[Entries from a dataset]
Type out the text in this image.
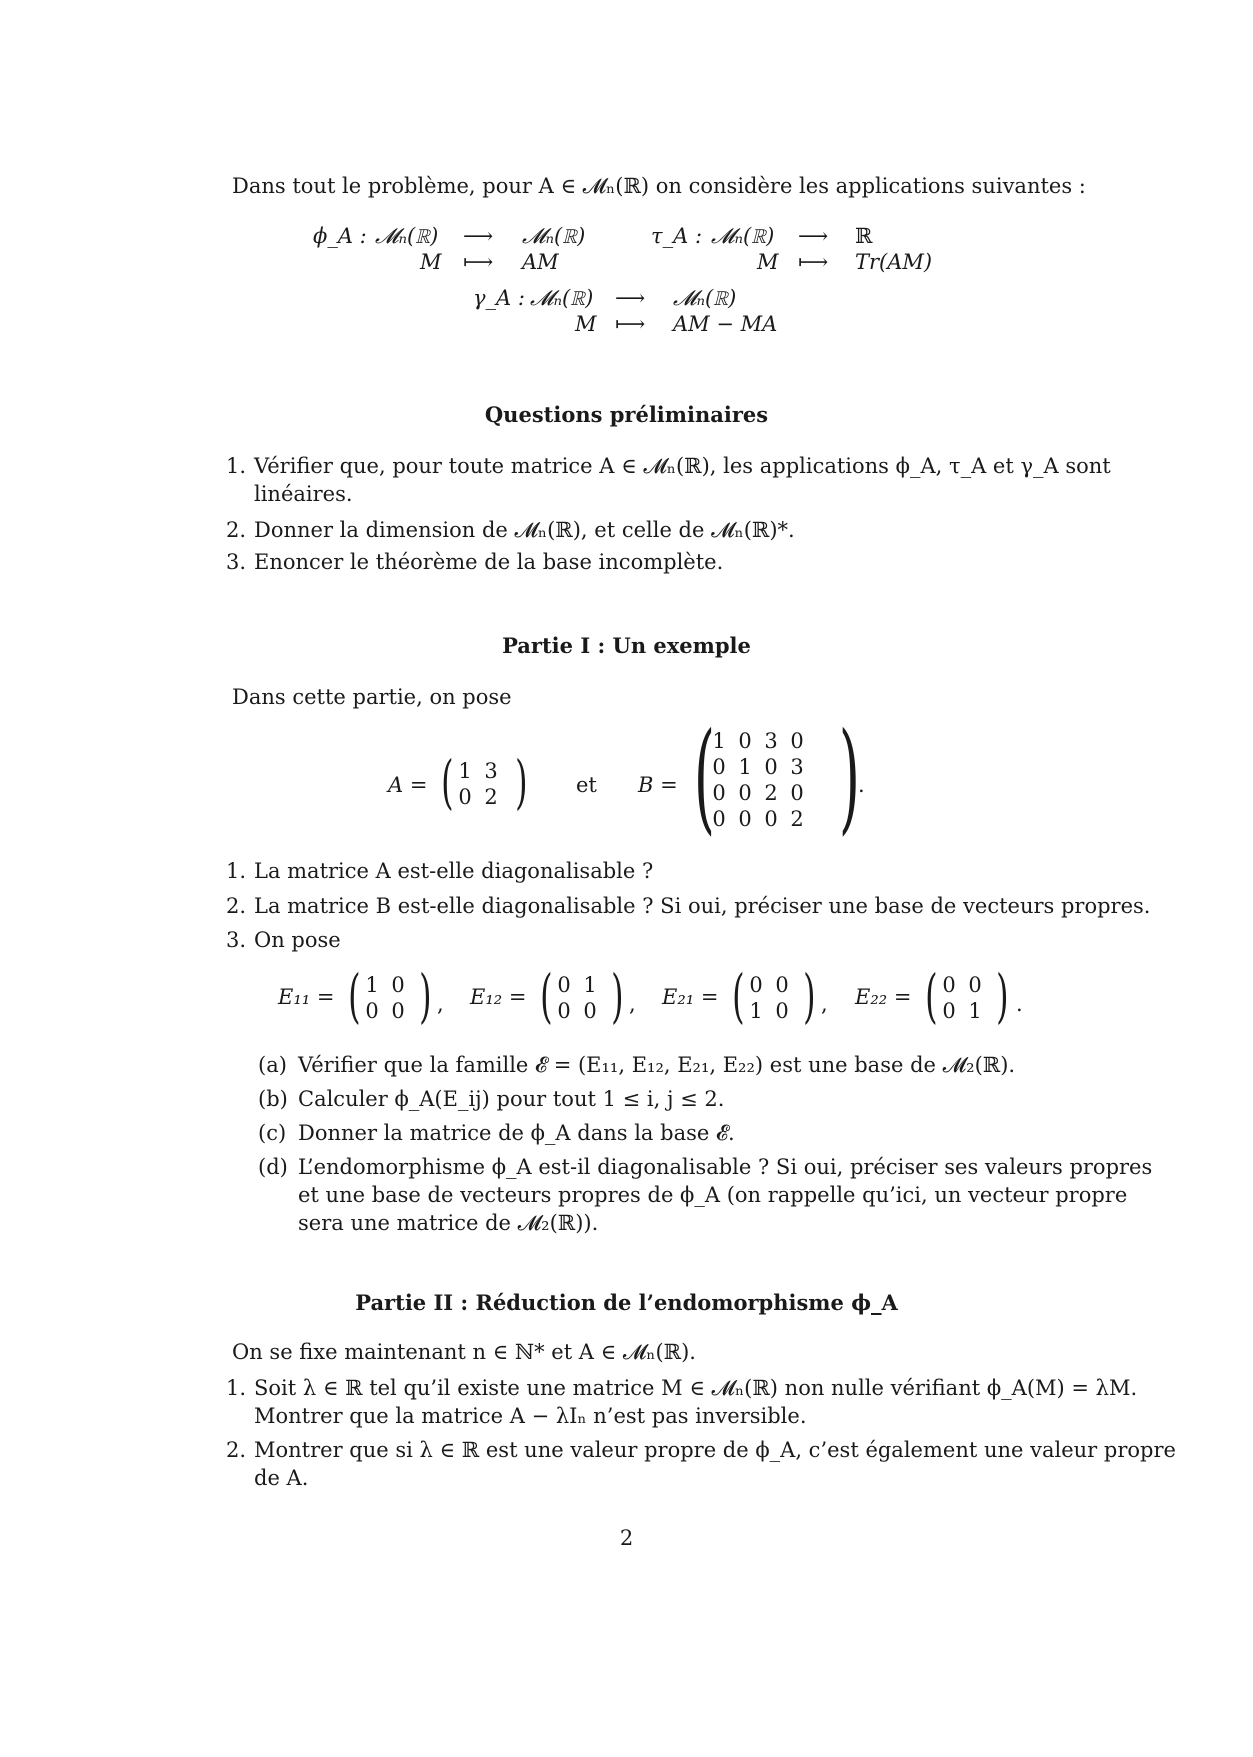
Dans tout le problème, pour A ∈ 𝓜ₙ(ℝ) on considère les applications suivantes :
ϕ_A : 𝓜ₙ(ℝ) ⟶ 𝓜ₙ(ℝ)
M ⟼ AM
τ_A : 𝓜ₙ(ℝ) ⟶ ℝ
M ⟼ Tr(AM)
γ_A : 𝓜ₙ(ℝ) ⟶ 𝓜ₙ(ℝ)
M ⟼ AM − MA
Questions préliminaires
1. Vérifier que, pour toute matrice A ∈ 𝓜ₙ(ℝ), les applications ϕ_A, τ_A et γ_A sont
linéaires.
2. Donner la dimension de 𝓜ₙ(ℝ), et celle de 𝓜ₙ(ℝ)*.
3. Enoncer le théorème de la base incomplète.
Partie I : Un exemple
Dans cette partie, on pose
A = ( 1 3
0 2 ) et B = (
1 0 3 0
0 1 0 3
0 0 2 0
0 0 0 2 )
.
1. La matrice A est-elle diagonalisable ?
2. La matrice B est-elle diagonalisable ? Si oui, préciser une base de vecteurs propres.
3. On pose
E₁₁ = ( 1 0
0 0 ) , E₁₂ = ( 0 1
0 0 ) , E₂₁ = ( 0 0
1 0 ) , E₂₂ = ( 0 0
0 1 ) .
(a) Vérifier que la famille 𝓔 = (E₁₁, E₁₂, E₂₁, E₂₂) est une base de 𝓜₂(ℝ).
(b) Calculer ϕ_A(E_ij) pour tout 1 ≤ i, j ≤ 2.
(c) Donner la matrice de ϕ_A dans la base 𝓔.
(d) L’endomorphisme ϕ_A est-il diagonalisable ? Si oui, préciser ses valeurs propres
et une base de vecteurs propres de ϕ_A (on rappelle qu’ici, un vecteur propre
sera une matrice de 𝓜₂(ℝ)).
Partie II : Réduction de l’endomorphisme ϕ_A
On se fixe maintenant n ∈ ℕ* et A ∈ 𝓜ₙ(ℝ).
1. Soit λ ∈ ℝ tel qu’il existe une matrice M ∈ 𝓜ₙ(ℝ) non nulle vérifiant ϕ_A(M) = λM.
Montrer que la matrice A − λIₙ n’est pas inversible.
2. Montrer que si λ ∈ ℝ est une valeur propre de ϕ_A, c’est également une valeur propre
de A.
2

_Exercise directions_. Skipping the pictures, transcribe each line above exactly as it appears.

_Exercise result_.
Type out the text in this image.
Dans tout le problème, pour A ∈ 𝓜ₙ(ℝ) on considère les applications suivantes :
ϕ_A : 𝓜ₙ(ℝ) ⟶ 𝓜ₙ(ℝ)
M ⟼ AM
τ_A : 𝓜ₙ(ℝ) ⟶ ℝ
M ⟼ Tr(AM)
γ_A : 𝓜ₙ(ℝ) ⟶ 𝓜ₙ(ℝ)
M ⟼ AM − MA
Questions préliminaires
1. Vérifier que, pour toute matrice A ∈ 𝓜ₙ(ℝ), les applications ϕ_A, τ_A et γ_A sont
linéaires.
2. Donner la dimension de 𝓜ₙ(ℝ), et celle de 𝓜ₙ(ℝ)*.
3. Enoncer le théorème de la base incomplète.
Partie I : Un exemple
Dans cette partie, on pose
A = ( 1 3
0 2 ) et B = (
1 0 3 0
0 1 0 3
0 0 2 0
0 0 0 2 )
.
1. La matrice A est-elle diagonalisable ?
2. La matrice B est-elle diagonalisable ? Si oui, préciser une base de vecteurs propres.
3. On pose
E₁₁ = ( 1 0
0 0 ) , E₁₂ = ( 0 1
0 0 ) , E₂₁ = ( 0 0
1 0 ) , E₂₂ = ( 0 0
0 1 ) .
(a) Vérifier que la famille 𝓔 = (E₁₁, E₁₂, E₂₁, E₂₂) est une base de 𝓜₂(ℝ).
(b) Calculer ϕ_A(E_ij) pour tout 1 ≤ i, j ≤ 2.
(c) Donner la matrice de ϕ_A dans la base 𝓔.
(d) L’endomorphisme ϕ_A est-il diagonalisable ? Si oui, préciser ses valeurs propres
et une base de vecteurs propres de ϕ_A (on rappelle qu’ici, un vecteur propre
sera une matrice de 𝓜₂(ℝ)).
Partie II : Réduction de l’endomorphisme ϕ_A
On se fixe maintenant n ∈ ℕ* et A ∈ 𝓜ₙ(ℝ).
1. Soit λ ∈ ℝ tel qu’il existe une matrice M ∈ 𝓜ₙ(ℝ) non nulle vérifiant ϕ_A(M) = λM.
Montrer que la matrice A − λIₙ n’est pas inversible.
2. Montrer que si λ ∈ ℝ est une valeur propre de ϕ_A, c’est également une valeur propre
de A.
2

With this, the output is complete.